■ Problem requirements ■
Output all entries verbatim. Skip pictures.

Collected data

####################

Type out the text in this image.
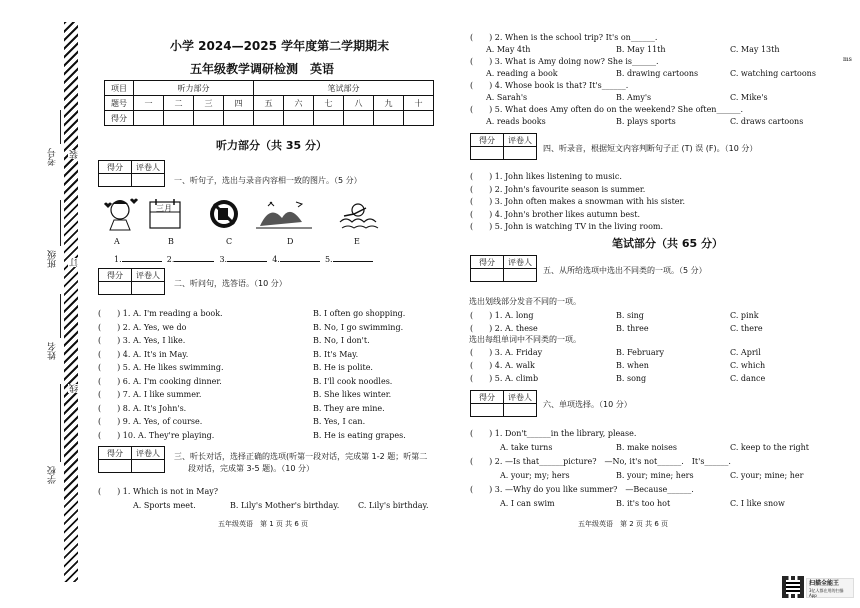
考号
班级
姓名
学校
装
订
线
小学 2024—2025 学年度第二学期期末
五年级教学调研检测　英语
项目	听力部分				笔试部分					
题号	一	二	三	四	五	六	七	八	九	十
得分										
听力部分（共 35 分）
得分	评卷人

一、听句子，选出与录音内容相一致的图片。（5 分）
三月
A	B	C	D	E
1.	2.	3.	4.	5.
得分	评卷人

二、听问句，选答语。（10 分）
(　　) 1. A. I'm reading a book.	B. I often go shopping.
(　　) 2. A. Yes, we do	B. No, I go swimming.
(　　) 3. A. Yes, I like.	B. No, I don't.
(　　) 4. A. It's in May.	B. It's May.
(　　) 5. A. He likes swimming.	B. He is polite.
(　　) 6. A. I'm cooking dinner.	B. I'll cook noodles.
(　　) 7. A. I like summer.	B. She likes winter.
(　　) 8. A. It's John's.	B. They are mine.
(　　) 9. A. Yes, of course.	B. Yes, I can.
(　　) 10. A. They're playing.	B. He is eating grapes.
得分	评卷人
	三、听长对话，选择正确的选项(听第一段对话，完成第 1-2 题；听第二
段对话，完成第 3-5 题)。（10 分）
(　　) 1. Which is not in May?
A. Sports meet.	B. Lily's Mother's birthday. C. Lily's birthday.
五年级英语　第 1 页 共 6 页
(　　) 2. When is the school trip? It's on______.
A. May 4th	B. May 11th	C. May 13th
(　　) 3. What is Amy doing now? She is______.
A. reading a book	B. drawing cartoons	C. watching cartoons
(　　) 4. Whose book is that? It's______.
A. Sarah's	B. Amy's	C. Mike's
(　　) 5. What does Amy often do on the weekend? She often______.
A. reads books	B. plays sports	C. draws cartoons
ms
得分	评卷人

四、听录音，根据短文内容判断句子正 (T) 误 (F)。（10 分）
(　　) 1. John likes listening to music.
(　　) 2. John's favourite season is summer.
(　　) 3. John often makes a snowman with his sister.
(　　) 4. John's brother likes autumn best.
(　　) 5. John is watching TV in the living room.
笔试部分（共 65 分）
得分	评卷人

五、从所给选项中选出不同类的一项。（5 分）
选出划线部分发音不同的一项。
选出每组单词中不同类的一项。
(　　) 1. A. long	B. sing	C. pink
(　　) 2. A. these	B. three	C. there
(　　) 3. A. Friday	B. February	C. April
(　　) 4. A. walk	B. when	C. which
(　　) 5. A. climb	B. song	C. dance
得分	评卷人

六、单项选择。（10 分）
(　　) 1. Don't______in the library, please.
A. take turns	B. make noises	C. keep to the right
(　　) 2. —Is that______picture?　—No, it's not______.　It's______.
A. your; my; hers	B. your; mine; hers	C. your; mine; her
(　　) 3. —Why do you like summer?　—Because______.
A. I can swim	B. it's too hot	C. I like snow
五年级英语　第 2 页 共 6 页
扫描全能王
3亿人都在用的扫描App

####################

■ The result ■
Type out the text in this image.
考号
班级
姓名
学校
装
订
线
小学 2024—2025 学年度第二学期期末
五年级教学调研检测　英语
项目	听力部分				笔试部分					
题号	一	二	三	四	五	六	七	八	九	十
得分										
听力部分（共 35 分）
得分	评卷人

一、听句子，选出与录音内容相一致的图片。（5 分）
三月
A	B	C	D	E
1.	2.	3.	4.	5.
得分	评卷人

二、听问句，选答语。（10 分）
(　　) 1. A. I'm reading a book.	B. I often go shopping.
(　　) 2. A. Yes, we do	B. No, I go swimming.
(　　) 3. A. Yes, I like.	B. No, I don't.
(　　) 4. A. It's in May.	B. It's May.
(　　) 5. A. He likes swimming.	B. He is polite.
(　　) 6. A. I'm cooking dinner.	B. I'll cook noodles.
(　　) 7. A. I like summer.	B. She likes winter.
(　　) 8. A. It's John's.	B. They are mine.
(　　) 9. A. Yes, of course.	B. Yes, I can.
(　　) 10. A. They're playing.	B. He is eating grapes.
得分	评卷人
	三、听长对话，选择正确的选项(听第一段对话，完成第 1-2 题；听第二
段对话，完成第 3-5 题)。（10 分）
(　　) 1. Which is not in May?
A. Sports meet.	B. Lily's Mother's birthday. C. Lily's birthday.
五年级英语　第 1 页 共 6 页
(　　) 2. When is the school trip? It's on______.
A. May 4th	B. May 11th	C. May 13th
(　　) 3. What is Amy doing now? She is______.
A. reading a book	B. drawing cartoons	C. watching cartoons
(　　) 4. Whose book is that? It's______.
A. Sarah's	B. Amy's	C. Mike's
(　　) 5. What does Amy often do on the weekend? She often______.
A. reads books	B. plays sports	C. draws cartoons
ms
得分	评卷人

四、听录音，根据短文内容判断句子正 (T) 误 (F)。（10 分）
(　　) 1. John likes listening to music.
(　　) 2. John's favourite season is summer.
(　　) 3. John often makes a snowman with his sister.
(　　) 4. John's brother likes autumn best.
(　　) 5. John is watching TV in the living room.
笔试部分（共 65 分）
得分	评卷人

五、从所给选项中选出不同类的一项。（5 分）
选出划线部分发音不同的一项。
选出每组单词中不同类的一项。
(　　) 1. A. long	B. sing	C. pink
(　　) 2. A. these	B. three	C. there
(　　) 3. A. Friday	B. February	C. April
(　　) 4. A. walk	B. when	C. which
(　　) 5. A. climb	B. song	C. dance
得分	评卷人

六、单项选择。（10 分）
(　　) 1. Don't______in the library, please.
A. take turns	B. make noises	C. keep to the right
(　　) 2. —Is that______picture?　—No, it's not______.　It's______.
A. your; my; hers	B. your; mine; hers	C. your; mine; her
(　　) 3. —Why do you like summer?　—Because______.
A. I can swim	B. it's too hot	C. I like snow
五年级英语　第 2 页 共 6 页
扫描全能王
3亿人都在用的扫描App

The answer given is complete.